Instructions to follow
Quote all lines below exactly. Images stay out.

Records from a collection
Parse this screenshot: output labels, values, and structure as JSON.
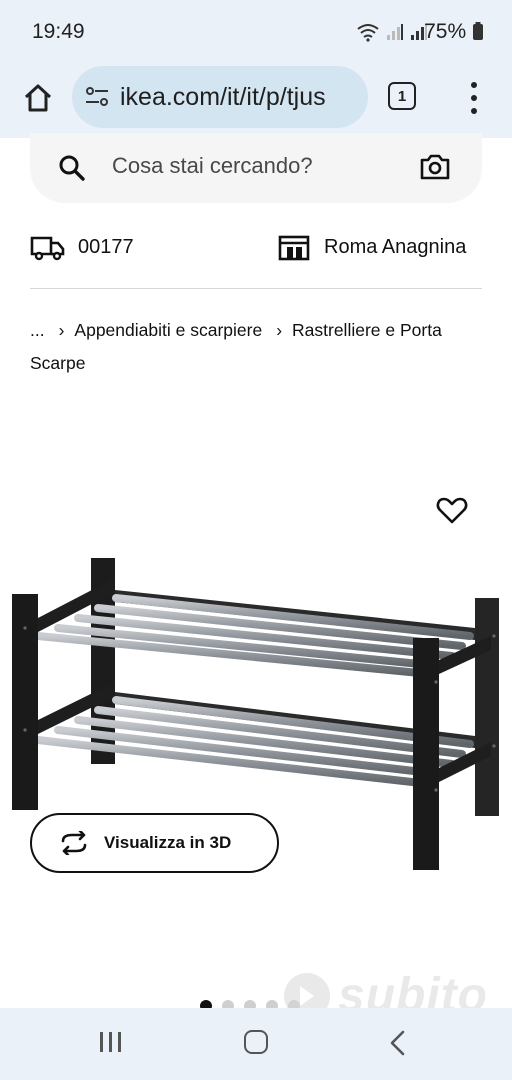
{
  "status": {
    "time": "19:49",
    "battery": "75%"
  },
  "browser": {
    "url": "ikea.com/it/it/p/tjus",
    "tab_count": "1"
  },
  "search": {
    "placeholder": "Cosa stai cercando?"
  },
  "location": {
    "zip": "00177",
    "store": "Roma Anagnina"
  },
  "breadcrumb": {
    "ellipsis": "...",
    "items": [
      "Appendiabiti e scarpiere",
      "Rastrelliere e Porta Scarpe"
    ]
  },
  "product": {
    "view3d_label": "Visualizza in 3D"
  },
  "carousel": {
    "count": 5,
    "active_index": 0
  },
  "watermark": {
    "text": "subito"
  },
  "colors": {
    "chrome": "#ebf1f8",
    "urlbar": "#d4e5f2",
    "search_bg": "#f5f5f5",
    "frame": "#1c1c1c",
    "rod": "#9aa0a6"
  }
}
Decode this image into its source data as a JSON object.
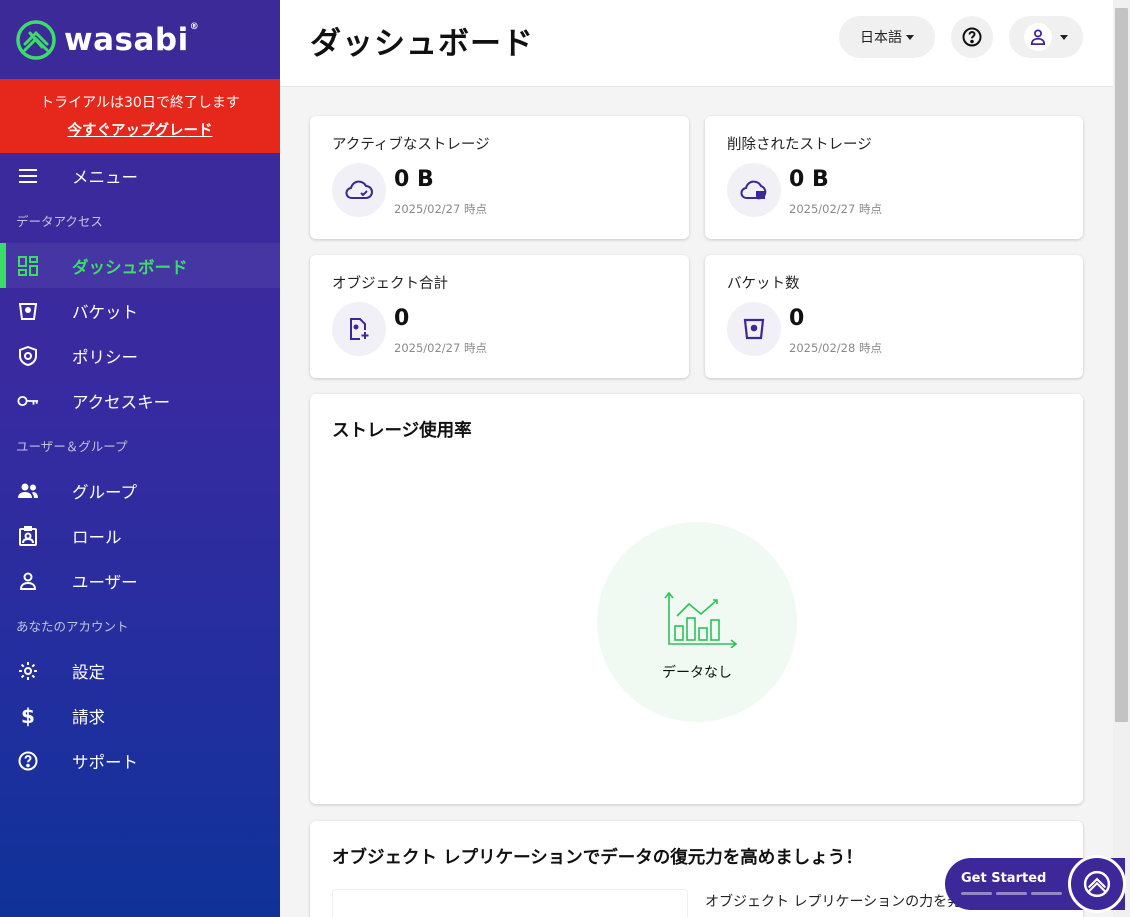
{
  "app": {
    "brand": "wasabi",
    "brand_mark": "®"
  },
  "trial": {
    "notice": "トライアルは30日で終了します",
    "upgrade_link": "今すぐアップグレード"
  },
  "sidebar": {
    "menu_label": "メニュー",
    "sections": {
      "data_access": "データアクセス",
      "users_groups": "ユーザー＆グループ",
      "your_account": "あなたのアカウント"
    },
    "items": {
      "dashboard": "ダッシュボード",
      "buckets": "バケット",
      "policies": "ポリシー",
      "access_keys": "アクセスキー",
      "groups": "グループ",
      "roles": "ロール",
      "users": "ユーザー",
      "settings": "設定",
      "billing": "請求",
      "support": "サポート"
    }
  },
  "header": {
    "title": "ダッシュボード",
    "language": "日本語"
  },
  "stats": [
    {
      "label": "アクティブなストレージ",
      "value": "0 B",
      "date": "2025/02/27 時点"
    },
    {
      "label": "削除されたストレージ",
      "value": "0 B",
      "date": "2025/02/27 時点"
    },
    {
      "label": "オブジェクト合計",
      "value": "0",
      "date": "2025/02/27 時点"
    },
    {
      "label": "バケット数",
      "value": "0",
      "date": "2025/02/28 時点"
    }
  ],
  "storage_usage": {
    "title": "ストレージ使用率",
    "empty_text": "データなし"
  },
  "replication": {
    "title": "オブジェクト レプリケーションでデータの復元力を高めましょう！",
    "text": "オブジェクト レプリケーションの力を発"
  },
  "get_started": {
    "label": "Get Started"
  },
  "colors": {
    "sidebar": "#3c2a98",
    "accent": "#3ddc6a",
    "trial": "#e5281b",
    "icon": "#3d2899"
  }
}
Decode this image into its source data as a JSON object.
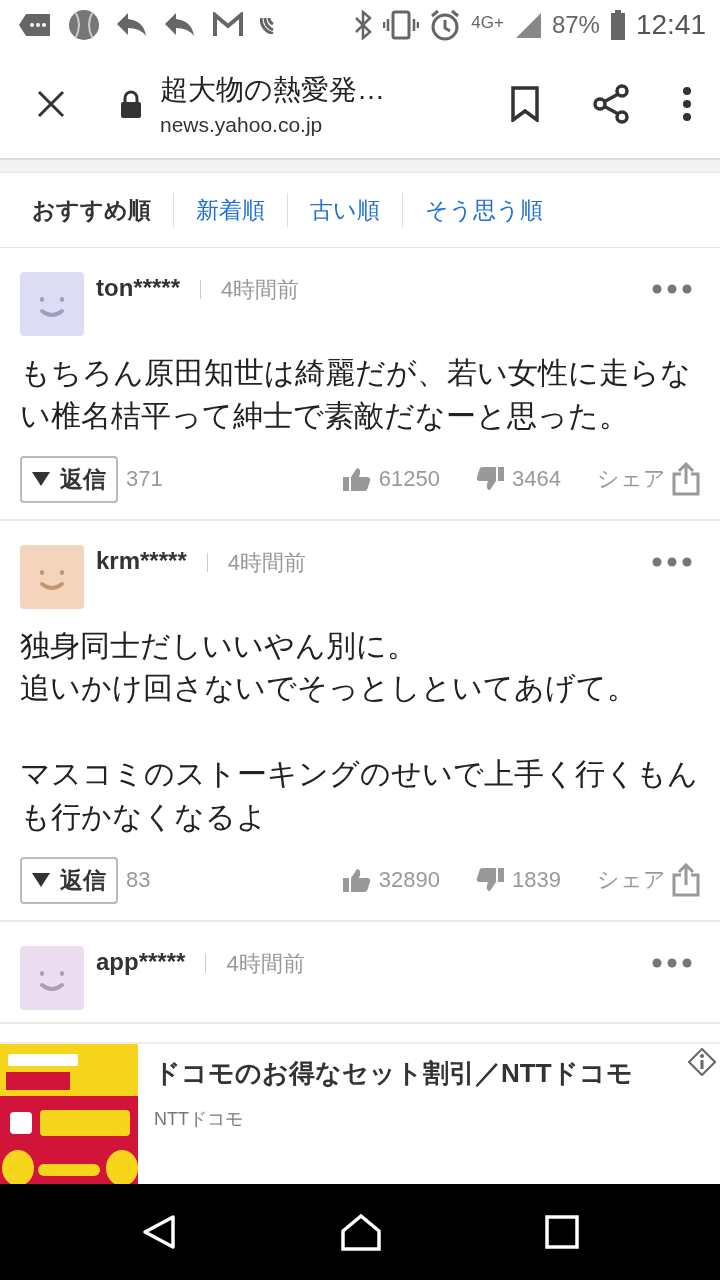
{
  "status_bar": {
    "network": "4G+",
    "battery": "87%",
    "time": "12:41"
  },
  "browser_bar": {
    "title": "超大物の熱愛発…",
    "url": "news.yahoo.co.jp"
  },
  "sort_tabs": [
    {
      "label": "おすすめ順",
      "selected": true
    },
    {
      "label": "新着順",
      "selected": false
    },
    {
      "label": "古い順",
      "selected": false
    },
    {
      "label": "そう思う順",
      "selected": false
    }
  ],
  "comments": [
    {
      "user": "ton*****",
      "time": "4時間前",
      "color": "#dcdcf4",
      "paragraphs": [
        [
          "もちろん原田知世は綺麗だが、若い女性に走らない椎名桔平って紳士で素敵だなーと思った。"
        ]
      ],
      "reply_label": "返信",
      "replies": "371",
      "likes": "61250",
      "dislikes": "3464",
      "share": "シェア"
    },
    {
      "user": "krm*****",
      "time": "4時間前",
      "color": "#f4d4bc",
      "paragraphs": [
        [
          "独身同士だしいいやん別に。",
          "追いかけ回さないでそっとしといてあげて。"
        ],
        [
          "マスコミのストーキングのせいで上手く行くもんも行かなくなるよ"
        ]
      ],
      "reply_label": "返信",
      "replies": "83",
      "likes": "32890",
      "dislikes": "1839",
      "share": "シェア"
    },
    {
      "user": "app*****",
      "time": "4時間前",
      "color": "#ecdcf0"
    }
  ],
  "ad": {
    "title": "ドコモのお得なセット割引／NTTドコモ",
    "sponsor": "NTTドコモ"
  }
}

Answer to the exercise
Parse this screenshot: output labels, values, and structure as JSON.
{
  "status": {
    "time": "19:49",
    "battery": "75%"
  },
  "browser": {
    "url": "ikea.com/it/it/p/tjus",
    "tab_count": "1"
  },
  "search": {
    "placeholder": "Cosa stai cercando?"
  },
  "location": {
    "zip": "00177",
    "store": "Roma Anagnina"
  },
  "breadcrumb": {
    "ellipsis": "...",
    "items": [
      "Appendiabiti e scarpiere",
      "Rastrelliere e Porta Scarpe"
    ]
  },
  "product": {
    "view3d_label": "Visualizza in 3D"
  },
  "carousel": {
    "count": 5,
    "active_index": 0
  },
  "watermark": {
    "text": "subito"
  },
  "colors": {
    "chrome": "#ebf1f8",
    "urlbar": "#d4e5f2",
    "search_bg": "#f5f5f5",
    "frame": "#1c1c1c",
    "rod": "#9aa0a6"
  }
}
Decode this image into its source data as a JSON object.
{
  "app": {
    "brand": "wasabi",
    "brand_mark": "®"
  },
  "trial": {
    "notice": "トライアルは30日で終了します",
    "upgrade_link": "今すぐアップグレード"
  },
  "sidebar": {
    "menu_label": "メニュー",
    "sections": {
      "data_access": "データアクセス",
      "users_groups": "ユーザー＆グループ",
      "your_account": "あなたのアカウント"
    },
    "items": {
      "dashboard": "ダッシュボード",
      "buckets": "バケット",
      "policies": "ポリシー",
      "access_keys": "アクセスキー",
      "groups": "グループ",
      "roles": "ロール",
      "users": "ユーザー",
      "settings": "設定",
      "billing": "請求",
      "support": "サポート"
    }
  },
  "header": {
    "title": "ダッシュボード",
    "language": "日本語"
  },
  "stats": [
    {
      "label": "アクティブなストレージ",
      "value": "0 B",
      "date": "2025/02/27 時点"
    },
    {
      "label": "削除されたストレージ",
      "value": "0 B",
      "date": "2025/02/27 時点"
    },
    {
      "label": "オブジェクト合計",
      "value": "0",
      "date": "2025/02/27 時点"
    },
    {
      "label": "バケット数",
      "value": "0",
      "date": "2025/02/28 時点"
    }
  ],
  "storage_usage": {
    "title": "ストレージ使用率",
    "empty_text": "データなし"
  },
  "replication": {
    "title": "オブジェクト レプリケーションでデータの復元力を高めましょう！",
    "text": "オブジェクト レプリケーションの力を発"
  },
  "get_started": {
    "label": "Get Started"
  },
  "colors": {
    "sidebar": "#3c2a98",
    "accent": "#3ddc6a",
    "trial": "#e5281b",
    "icon": "#3d2899"
  }
}
Decode this image into its source data as a JSON object.
{
  "status_bar": {
    "network": "4G+",
    "battery": "87%",
    "time": "12:41"
  },
  "browser_bar": {
    "title": "超大物の熱愛発…",
    "url": "news.yahoo.co.jp"
  },
  "sort_tabs": [
    {
      "label": "おすすめ順",
      "selected": true
    },
    {
      "label": "新着順",
      "selected": false
    },
    {
      "label": "古い順",
      "selected": false
    },
    {
      "label": "そう思う順",
      "selected": false
    }
  ],
  "comments": [
    {
      "user": "ton*****",
      "time": "4時間前",
      "color": "#dcdcf4",
      "paragraphs": [
        [
          "もちろん原田知世は綺麗だが、若い女性に走らない椎名桔平って紳士で素敵だなーと思った。"
        ]
      ],
      "reply_label": "返信",
      "replies": "371",
      "likes": "61250",
      "dislikes": "3464",
      "share": "シェア"
    },
    {
      "user": "krm*****",
      "time": "4時間前",
      "color": "#f4d4bc",
      "paragraphs": [
        [
          "独身同士だしいいやん別に。",
          "追いかけ回さないでそっとしといてあげて。"
        ],
        [
          "マスコミのストーキングのせいで上手く行くもんも行かなくなるよ"
        ]
      ],
      "reply_label": "返信",
      "replies": "83",
      "likes": "32890",
      "dislikes": "1839",
      "share": "シェア"
    },
    {
      "user": "app*****",
      "time": "4時間前",
      "color": "#ecdcf0"
    }
  ],
  "ad": {
    "title": "ドコモのお得なセット割引／NTTドコモ",
    "sponsor": "NTTドコモ"
  }
}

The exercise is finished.